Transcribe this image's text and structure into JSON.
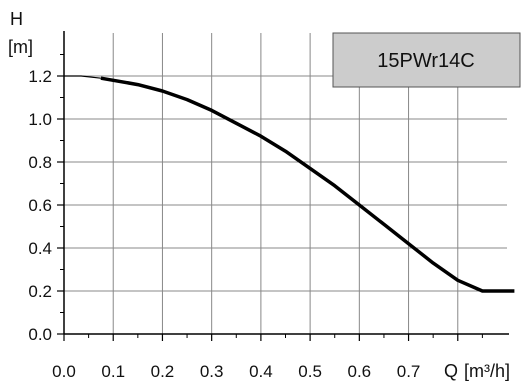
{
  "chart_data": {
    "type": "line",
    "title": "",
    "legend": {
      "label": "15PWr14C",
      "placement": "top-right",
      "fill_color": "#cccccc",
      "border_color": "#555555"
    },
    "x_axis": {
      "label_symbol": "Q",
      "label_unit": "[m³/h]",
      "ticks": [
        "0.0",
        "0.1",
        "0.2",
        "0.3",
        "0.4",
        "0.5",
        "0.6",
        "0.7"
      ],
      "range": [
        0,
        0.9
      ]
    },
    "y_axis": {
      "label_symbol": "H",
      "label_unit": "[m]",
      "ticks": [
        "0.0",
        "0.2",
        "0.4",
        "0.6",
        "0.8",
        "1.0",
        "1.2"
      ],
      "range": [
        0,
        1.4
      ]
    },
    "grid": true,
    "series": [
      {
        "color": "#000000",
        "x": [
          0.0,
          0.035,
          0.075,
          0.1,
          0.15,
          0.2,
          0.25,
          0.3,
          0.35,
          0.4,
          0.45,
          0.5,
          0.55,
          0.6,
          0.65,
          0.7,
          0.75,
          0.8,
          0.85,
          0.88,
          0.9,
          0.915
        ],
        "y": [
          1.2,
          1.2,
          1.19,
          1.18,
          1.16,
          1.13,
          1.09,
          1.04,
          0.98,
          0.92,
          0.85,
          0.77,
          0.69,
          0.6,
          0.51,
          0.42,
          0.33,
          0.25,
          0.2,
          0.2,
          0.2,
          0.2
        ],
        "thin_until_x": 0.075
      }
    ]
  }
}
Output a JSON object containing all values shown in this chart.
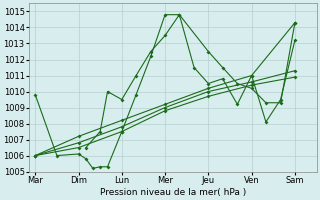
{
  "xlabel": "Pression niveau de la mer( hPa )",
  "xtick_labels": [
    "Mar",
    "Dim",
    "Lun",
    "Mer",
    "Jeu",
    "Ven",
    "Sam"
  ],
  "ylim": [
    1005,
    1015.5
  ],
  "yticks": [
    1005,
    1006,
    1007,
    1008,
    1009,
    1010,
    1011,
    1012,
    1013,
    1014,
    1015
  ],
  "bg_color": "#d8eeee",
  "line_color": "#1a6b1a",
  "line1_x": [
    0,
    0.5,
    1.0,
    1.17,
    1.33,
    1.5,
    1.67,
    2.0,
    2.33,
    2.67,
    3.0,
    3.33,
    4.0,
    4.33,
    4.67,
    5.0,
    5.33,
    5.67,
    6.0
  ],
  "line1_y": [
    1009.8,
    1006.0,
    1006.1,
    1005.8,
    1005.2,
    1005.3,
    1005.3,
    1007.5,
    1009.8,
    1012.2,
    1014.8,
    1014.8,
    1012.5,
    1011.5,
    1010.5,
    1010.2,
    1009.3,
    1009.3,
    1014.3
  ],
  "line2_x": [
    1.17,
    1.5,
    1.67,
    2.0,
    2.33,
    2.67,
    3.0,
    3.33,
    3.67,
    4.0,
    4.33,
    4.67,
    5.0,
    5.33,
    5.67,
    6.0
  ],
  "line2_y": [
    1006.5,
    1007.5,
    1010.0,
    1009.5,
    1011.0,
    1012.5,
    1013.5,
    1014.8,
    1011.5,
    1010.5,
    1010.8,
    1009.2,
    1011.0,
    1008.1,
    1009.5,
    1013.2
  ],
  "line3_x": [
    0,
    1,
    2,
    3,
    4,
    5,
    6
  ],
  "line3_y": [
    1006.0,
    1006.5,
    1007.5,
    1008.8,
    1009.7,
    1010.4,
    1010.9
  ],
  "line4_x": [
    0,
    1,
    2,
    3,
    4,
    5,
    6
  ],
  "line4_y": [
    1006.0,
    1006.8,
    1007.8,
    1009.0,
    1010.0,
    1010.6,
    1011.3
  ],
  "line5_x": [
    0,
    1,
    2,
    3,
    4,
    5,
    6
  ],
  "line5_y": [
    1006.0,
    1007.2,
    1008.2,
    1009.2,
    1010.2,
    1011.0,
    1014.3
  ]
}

========================================================================

- What you should do -
Repeat all of the entries word for word, but omit the pictures.

- The completed task -
Transcribe this image's text and structure into JSON.
{
  "chart_data": {
    "type": "line",
    "title": "",
    "legend": {
      "label": "15PWr14C",
      "placement": "top-right",
      "fill_color": "#cccccc",
      "border_color": "#555555"
    },
    "x_axis": {
      "label_symbol": "Q",
      "label_unit": "[m³/h]",
      "ticks": [
        "0.0",
        "0.1",
        "0.2",
        "0.3",
        "0.4",
        "0.5",
        "0.6",
        "0.7"
      ],
      "range": [
        0,
        0.9
      ]
    },
    "y_axis": {
      "label_symbol": "H",
      "label_unit": "[m]",
      "ticks": [
        "0.0",
        "0.2",
        "0.4",
        "0.6",
        "0.8",
        "1.0",
        "1.2"
      ],
      "range": [
        0,
        1.4
      ]
    },
    "grid": true,
    "series": [
      {
        "color": "#000000",
        "x": [
          0.0,
          0.035,
          0.075,
          0.1,
          0.15,
          0.2,
          0.25,
          0.3,
          0.35,
          0.4,
          0.45,
          0.5,
          0.55,
          0.6,
          0.65,
          0.7,
          0.75,
          0.8,
          0.85,
          0.88,
          0.9,
          0.915
        ],
        "y": [
          1.2,
          1.2,
          1.19,
          1.18,
          1.16,
          1.13,
          1.09,
          1.04,
          0.98,
          0.92,
          0.85,
          0.77,
          0.69,
          0.6,
          0.51,
          0.42,
          0.33,
          0.25,
          0.2,
          0.2,
          0.2,
          0.2
        ],
        "thin_until_x": 0.075
      }
    ]
  }
}
Output a JSON object containing all values shown in this chart.
{
  "xlabel": "Pression niveau de la mer( hPa )",
  "xtick_labels": [
    "Mar",
    "Dim",
    "Lun",
    "Mer",
    "Jeu",
    "Ven",
    "Sam"
  ],
  "ylim": [
    1005,
    1015.5
  ],
  "yticks": [
    1005,
    1006,
    1007,
    1008,
    1009,
    1010,
    1011,
    1012,
    1013,
    1014,
    1015
  ],
  "bg_color": "#d8eeee",
  "line_color": "#1a6b1a",
  "line1_x": [
    0,
    0.5,
    1.0,
    1.17,
    1.33,
    1.5,
    1.67,
    2.0,
    2.33,
    2.67,
    3.0,
    3.33,
    4.0,
    4.33,
    4.67,
    5.0,
    5.33,
    5.67,
    6.0
  ],
  "line1_y": [
    1009.8,
    1006.0,
    1006.1,
    1005.8,
    1005.2,
    1005.3,
    1005.3,
    1007.5,
    1009.8,
    1012.2,
    1014.8,
    1014.8,
    1012.5,
    1011.5,
    1010.5,
    1010.2,
    1009.3,
    1009.3,
    1014.3
  ],
  "line2_x": [
    1.17,
    1.5,
    1.67,
    2.0,
    2.33,
    2.67,
    3.0,
    3.33,
    3.67,
    4.0,
    4.33,
    4.67,
    5.0,
    5.33,
    5.67,
    6.0
  ],
  "line2_y": [
    1006.5,
    1007.5,
    1010.0,
    1009.5,
    1011.0,
    1012.5,
    1013.5,
    1014.8,
    1011.5,
    1010.5,
    1010.8,
    1009.2,
    1011.0,
    1008.1,
    1009.5,
    1013.2
  ],
  "line3_x": [
    0,
    1,
    2,
    3,
    4,
    5,
    6
  ],
  "line3_y": [
    1006.0,
    1006.5,
    1007.5,
    1008.8,
    1009.7,
    1010.4,
    1010.9
  ],
  "line4_x": [
    0,
    1,
    2,
    3,
    4,
    5,
    6
  ],
  "line4_y": [
    1006.0,
    1006.8,
    1007.8,
    1009.0,
    1010.0,
    1010.6,
    1011.3
  ],
  "line5_x": [
    0,
    1,
    2,
    3,
    4,
    5,
    6
  ],
  "line5_y": [
    1006.0,
    1007.2,
    1008.2,
    1009.2,
    1010.2,
    1011.0,
    1014.3
  ]
}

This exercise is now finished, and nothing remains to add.